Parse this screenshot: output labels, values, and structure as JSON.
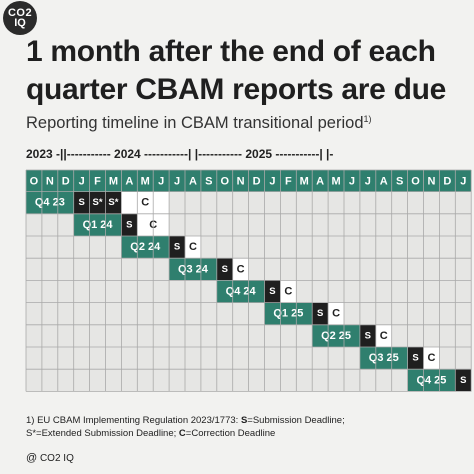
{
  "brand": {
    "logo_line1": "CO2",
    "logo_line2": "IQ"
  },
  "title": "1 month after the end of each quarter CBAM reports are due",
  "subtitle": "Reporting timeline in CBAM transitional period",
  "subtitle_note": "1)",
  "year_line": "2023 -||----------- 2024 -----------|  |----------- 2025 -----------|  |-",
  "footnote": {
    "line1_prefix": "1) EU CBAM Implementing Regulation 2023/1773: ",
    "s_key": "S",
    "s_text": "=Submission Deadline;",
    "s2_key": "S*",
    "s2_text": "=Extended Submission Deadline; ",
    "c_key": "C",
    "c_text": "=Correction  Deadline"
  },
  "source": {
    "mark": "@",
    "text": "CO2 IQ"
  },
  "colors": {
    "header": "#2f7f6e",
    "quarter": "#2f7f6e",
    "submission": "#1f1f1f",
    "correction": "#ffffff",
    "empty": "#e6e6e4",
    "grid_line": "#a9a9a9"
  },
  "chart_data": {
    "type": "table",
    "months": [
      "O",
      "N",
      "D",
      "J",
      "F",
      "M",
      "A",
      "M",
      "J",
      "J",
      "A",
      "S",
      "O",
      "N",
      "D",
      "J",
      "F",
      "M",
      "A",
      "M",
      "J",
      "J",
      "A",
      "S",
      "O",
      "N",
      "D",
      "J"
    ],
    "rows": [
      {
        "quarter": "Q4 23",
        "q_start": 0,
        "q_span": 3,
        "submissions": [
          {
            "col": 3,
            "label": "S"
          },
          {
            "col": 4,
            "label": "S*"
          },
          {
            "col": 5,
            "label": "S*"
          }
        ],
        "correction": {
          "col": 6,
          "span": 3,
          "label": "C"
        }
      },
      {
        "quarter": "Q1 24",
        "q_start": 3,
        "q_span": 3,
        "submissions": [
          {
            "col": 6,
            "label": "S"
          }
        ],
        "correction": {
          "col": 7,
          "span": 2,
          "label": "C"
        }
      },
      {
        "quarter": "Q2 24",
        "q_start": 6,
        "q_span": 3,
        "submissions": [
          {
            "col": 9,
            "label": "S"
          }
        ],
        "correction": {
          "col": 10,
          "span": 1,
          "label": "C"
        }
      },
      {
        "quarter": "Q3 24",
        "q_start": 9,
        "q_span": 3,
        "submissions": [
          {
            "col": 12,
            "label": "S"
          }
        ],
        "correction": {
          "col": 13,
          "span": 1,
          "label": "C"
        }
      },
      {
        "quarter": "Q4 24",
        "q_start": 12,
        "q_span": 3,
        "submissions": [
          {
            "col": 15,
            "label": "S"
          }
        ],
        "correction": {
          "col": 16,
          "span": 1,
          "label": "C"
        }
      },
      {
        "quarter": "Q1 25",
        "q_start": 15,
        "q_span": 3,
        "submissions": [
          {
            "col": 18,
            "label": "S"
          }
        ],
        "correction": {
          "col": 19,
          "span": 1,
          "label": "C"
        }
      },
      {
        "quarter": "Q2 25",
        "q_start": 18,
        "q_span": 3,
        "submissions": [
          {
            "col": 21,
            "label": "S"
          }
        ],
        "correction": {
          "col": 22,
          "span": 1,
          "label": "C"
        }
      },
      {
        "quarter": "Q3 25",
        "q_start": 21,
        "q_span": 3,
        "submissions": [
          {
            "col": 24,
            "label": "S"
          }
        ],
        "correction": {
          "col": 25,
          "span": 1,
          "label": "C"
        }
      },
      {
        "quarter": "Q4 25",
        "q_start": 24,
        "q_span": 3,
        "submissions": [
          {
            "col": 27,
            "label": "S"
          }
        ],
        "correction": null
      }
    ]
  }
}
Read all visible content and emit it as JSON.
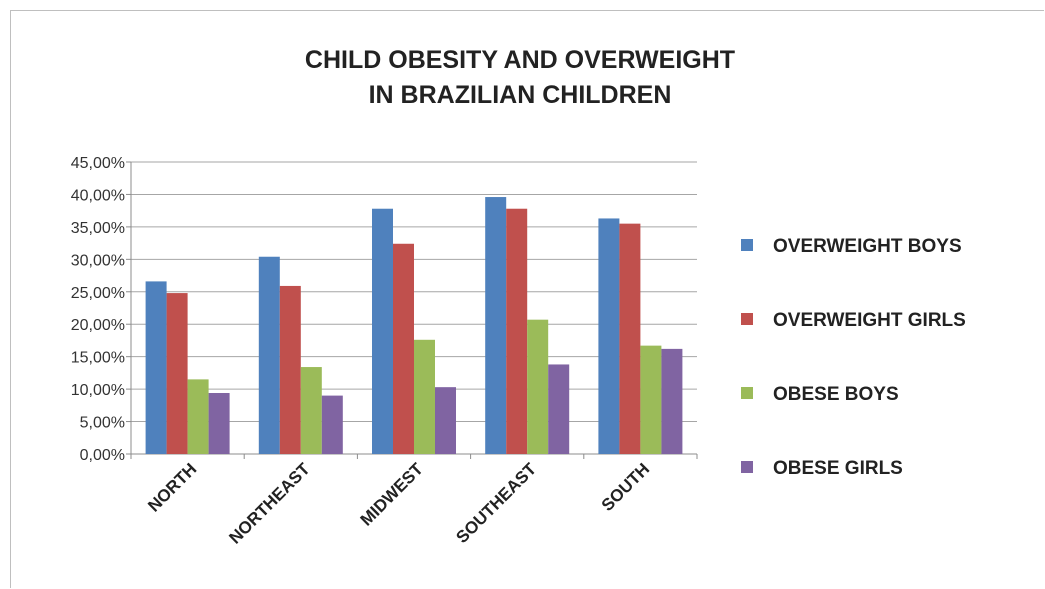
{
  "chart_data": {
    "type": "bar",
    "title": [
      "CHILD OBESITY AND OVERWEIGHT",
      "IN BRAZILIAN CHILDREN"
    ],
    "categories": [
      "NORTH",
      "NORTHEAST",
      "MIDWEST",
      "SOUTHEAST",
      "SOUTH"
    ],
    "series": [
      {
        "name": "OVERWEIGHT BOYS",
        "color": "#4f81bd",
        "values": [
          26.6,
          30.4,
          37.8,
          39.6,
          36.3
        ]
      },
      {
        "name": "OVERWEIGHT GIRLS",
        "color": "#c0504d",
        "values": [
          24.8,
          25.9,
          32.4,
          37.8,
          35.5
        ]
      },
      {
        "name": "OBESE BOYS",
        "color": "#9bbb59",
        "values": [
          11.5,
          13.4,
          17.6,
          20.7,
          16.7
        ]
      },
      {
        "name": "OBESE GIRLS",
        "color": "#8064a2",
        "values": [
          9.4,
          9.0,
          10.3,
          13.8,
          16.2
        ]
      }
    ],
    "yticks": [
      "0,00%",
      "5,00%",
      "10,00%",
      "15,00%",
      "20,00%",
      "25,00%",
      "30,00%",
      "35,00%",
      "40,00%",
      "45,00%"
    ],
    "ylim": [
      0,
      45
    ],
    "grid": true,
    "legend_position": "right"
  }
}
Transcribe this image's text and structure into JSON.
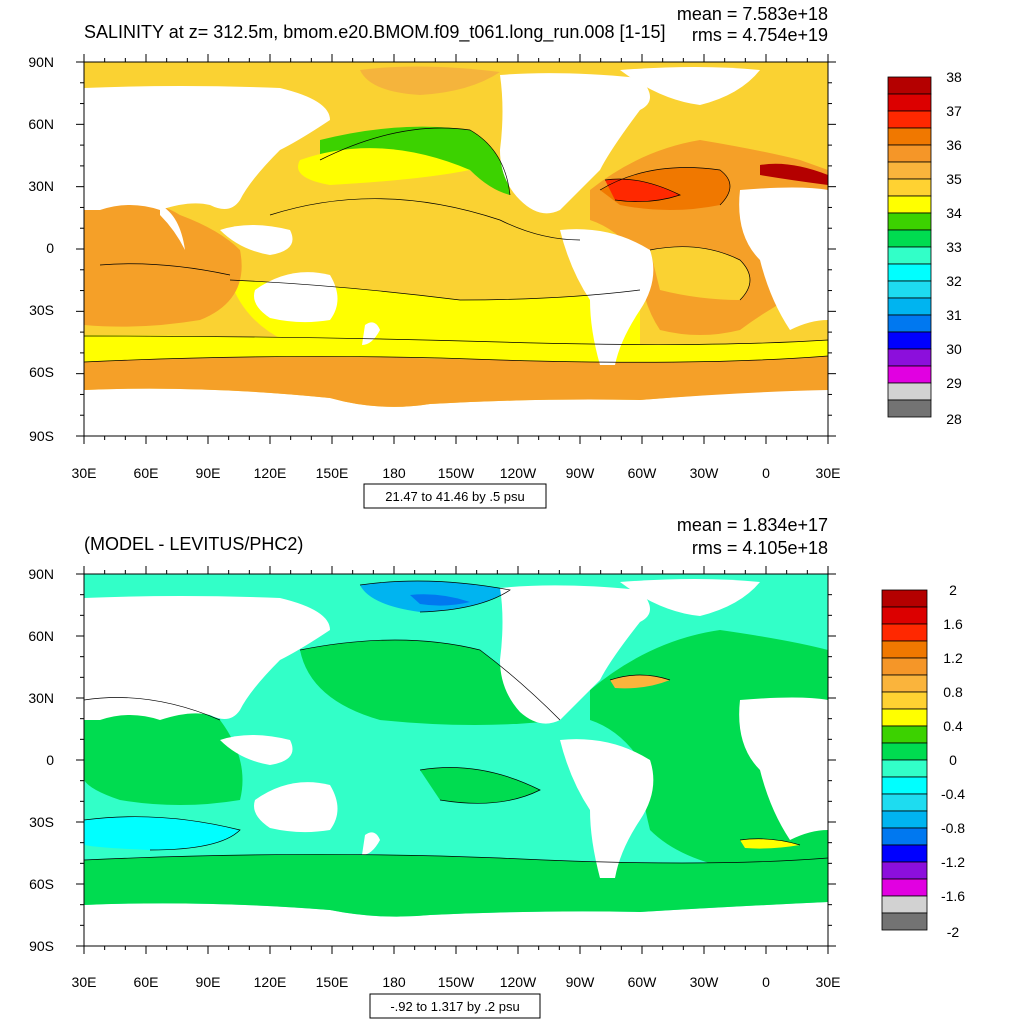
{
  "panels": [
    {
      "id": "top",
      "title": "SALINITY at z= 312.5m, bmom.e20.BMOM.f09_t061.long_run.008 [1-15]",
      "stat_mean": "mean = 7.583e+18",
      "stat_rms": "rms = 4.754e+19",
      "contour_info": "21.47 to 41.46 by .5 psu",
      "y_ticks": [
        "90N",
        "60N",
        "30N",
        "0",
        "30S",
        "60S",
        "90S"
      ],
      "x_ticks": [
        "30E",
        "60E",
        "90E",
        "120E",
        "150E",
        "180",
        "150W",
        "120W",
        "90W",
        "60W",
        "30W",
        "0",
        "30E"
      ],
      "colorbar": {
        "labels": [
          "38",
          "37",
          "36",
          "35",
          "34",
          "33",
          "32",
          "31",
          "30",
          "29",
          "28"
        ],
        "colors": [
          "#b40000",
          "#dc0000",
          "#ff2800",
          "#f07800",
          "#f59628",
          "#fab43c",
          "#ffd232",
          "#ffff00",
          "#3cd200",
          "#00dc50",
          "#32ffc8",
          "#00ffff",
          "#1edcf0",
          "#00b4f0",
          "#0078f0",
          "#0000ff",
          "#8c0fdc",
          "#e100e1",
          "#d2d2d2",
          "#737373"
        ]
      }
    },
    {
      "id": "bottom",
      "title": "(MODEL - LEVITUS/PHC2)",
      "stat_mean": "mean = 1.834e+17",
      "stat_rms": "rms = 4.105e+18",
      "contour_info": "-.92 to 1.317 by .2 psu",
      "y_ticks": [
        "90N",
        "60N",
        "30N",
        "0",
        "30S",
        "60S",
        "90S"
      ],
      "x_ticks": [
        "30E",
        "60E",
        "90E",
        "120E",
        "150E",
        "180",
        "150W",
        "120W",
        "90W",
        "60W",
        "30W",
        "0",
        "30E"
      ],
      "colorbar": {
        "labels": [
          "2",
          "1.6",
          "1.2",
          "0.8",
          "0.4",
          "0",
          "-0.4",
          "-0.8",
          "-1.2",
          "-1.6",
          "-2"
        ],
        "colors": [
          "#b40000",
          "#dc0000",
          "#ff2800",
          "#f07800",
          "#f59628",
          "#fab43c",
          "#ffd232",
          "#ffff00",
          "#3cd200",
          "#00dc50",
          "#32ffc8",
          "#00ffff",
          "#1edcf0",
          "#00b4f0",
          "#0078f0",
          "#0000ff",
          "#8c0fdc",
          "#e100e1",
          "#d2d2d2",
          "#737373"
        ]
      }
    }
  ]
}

**Given problem**
Using the entries above, find all lines with "this". Copy them.

**Task output**
Parse this screenshot: output labels, values, and structure as JSON.
Transcribe this image's text and structure into JSON.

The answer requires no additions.